▶ _Written exercise_
Below is a listing; write it out exactly and drop any images from it.

▶ _Provided records_
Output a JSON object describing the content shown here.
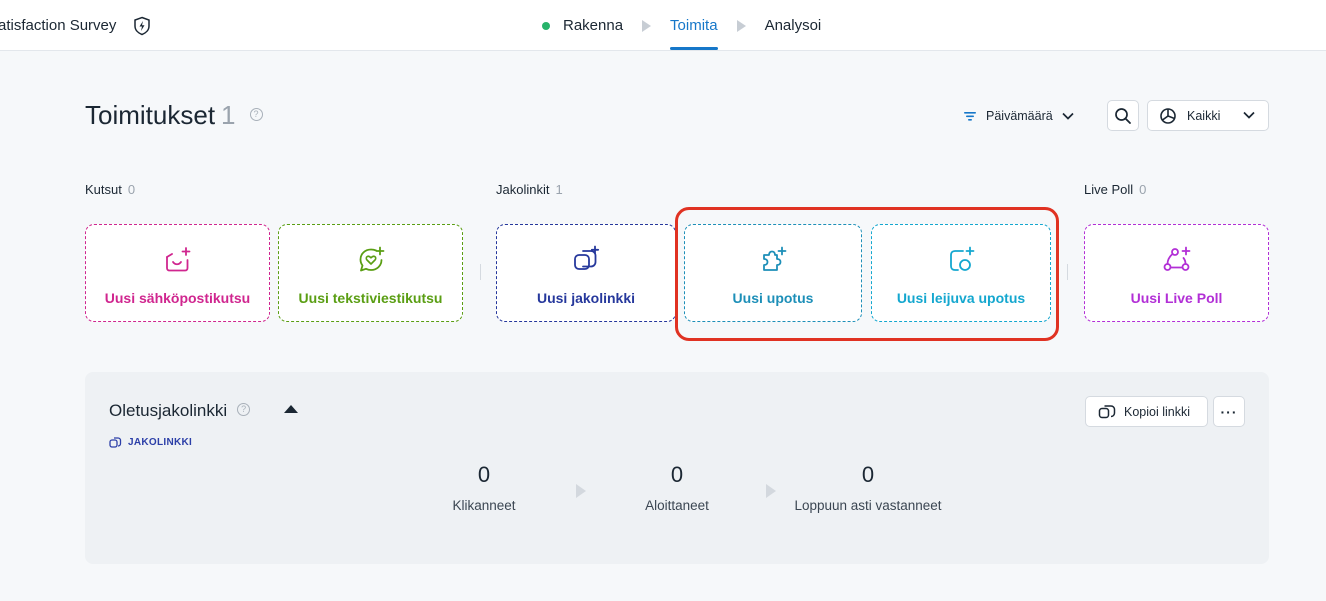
{
  "header": {
    "title": "atisfaction Survey",
    "steps": [
      {
        "label": "Rakenna"
      },
      {
        "label": "Toimita"
      },
      {
        "label": "Analysoi"
      }
    ]
  },
  "page": {
    "title": "Toimitukset",
    "count": "1",
    "help_glyph": "?"
  },
  "toolbar": {
    "sort_label": "Päivämäärä",
    "filter_label": "Kaikki"
  },
  "groups": {
    "invites": {
      "label": "Kutsut",
      "count": "0"
    },
    "links": {
      "label": "Jakolinkit",
      "count": "1"
    },
    "livepoll": {
      "label": "Live Poll",
      "count": "0"
    }
  },
  "cards": [
    {
      "label": "Uusi sähköpostikutsu",
      "color": "#d0268f"
    },
    {
      "label": "Uusi tekstiviestikutsu",
      "color": "#5a9e13"
    },
    {
      "label": "Uusi jakolinkki",
      "color": "#26389c"
    },
    {
      "label": "Uusi upotus",
      "color": "#1d8fb8"
    },
    {
      "label": "Uusi leijuva upotus",
      "color": "#14a7cf"
    },
    {
      "label": "Uusi Live Poll",
      "color": "#b22fd6"
    }
  ],
  "highlight_color": "#e03222",
  "panel": {
    "title": "Oletusjakolinkki",
    "tag": "JAKOLINKKI",
    "copy_label": "Kopioi linkki",
    "more_label": "···",
    "stats": [
      {
        "value": "0",
        "label": "Klikanneet"
      },
      {
        "value": "0",
        "label": "Aloittaneet"
      },
      {
        "value": "0",
        "label": "Loppuun asti vastanneet"
      }
    ]
  }
}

▶ _Written answer_
Output a JSON object describing the content shown here.
{
  "header": {
    "title": "atisfaction Survey",
    "steps": [
      {
        "label": "Rakenna"
      },
      {
        "label": "Toimita"
      },
      {
        "label": "Analysoi"
      }
    ]
  },
  "page": {
    "title": "Toimitukset",
    "count": "1",
    "help_glyph": "?"
  },
  "toolbar": {
    "sort_label": "Päivämäärä",
    "filter_label": "Kaikki"
  },
  "groups": {
    "invites": {
      "label": "Kutsut",
      "count": "0"
    },
    "links": {
      "label": "Jakolinkit",
      "count": "1"
    },
    "livepoll": {
      "label": "Live Poll",
      "count": "0"
    }
  },
  "cards": [
    {
      "label": "Uusi sähköpostikutsu",
      "color": "#d0268f"
    },
    {
      "label": "Uusi tekstiviestikutsu",
      "color": "#5a9e13"
    },
    {
      "label": "Uusi jakolinkki",
      "color": "#26389c"
    },
    {
      "label": "Uusi upotus",
      "color": "#1d8fb8"
    },
    {
      "label": "Uusi leijuva upotus",
      "color": "#14a7cf"
    },
    {
      "label": "Uusi Live Poll",
      "color": "#b22fd6"
    }
  ],
  "highlight_color": "#e03222",
  "panel": {
    "title": "Oletusjakolinkki",
    "tag": "JAKOLINKKI",
    "copy_label": "Kopioi linkki",
    "more_label": "···",
    "stats": [
      {
        "value": "0",
        "label": "Klikanneet"
      },
      {
        "value": "0",
        "label": "Aloittaneet"
      },
      {
        "value": "0",
        "label": "Loppuun asti vastanneet"
      }
    ]
  }
}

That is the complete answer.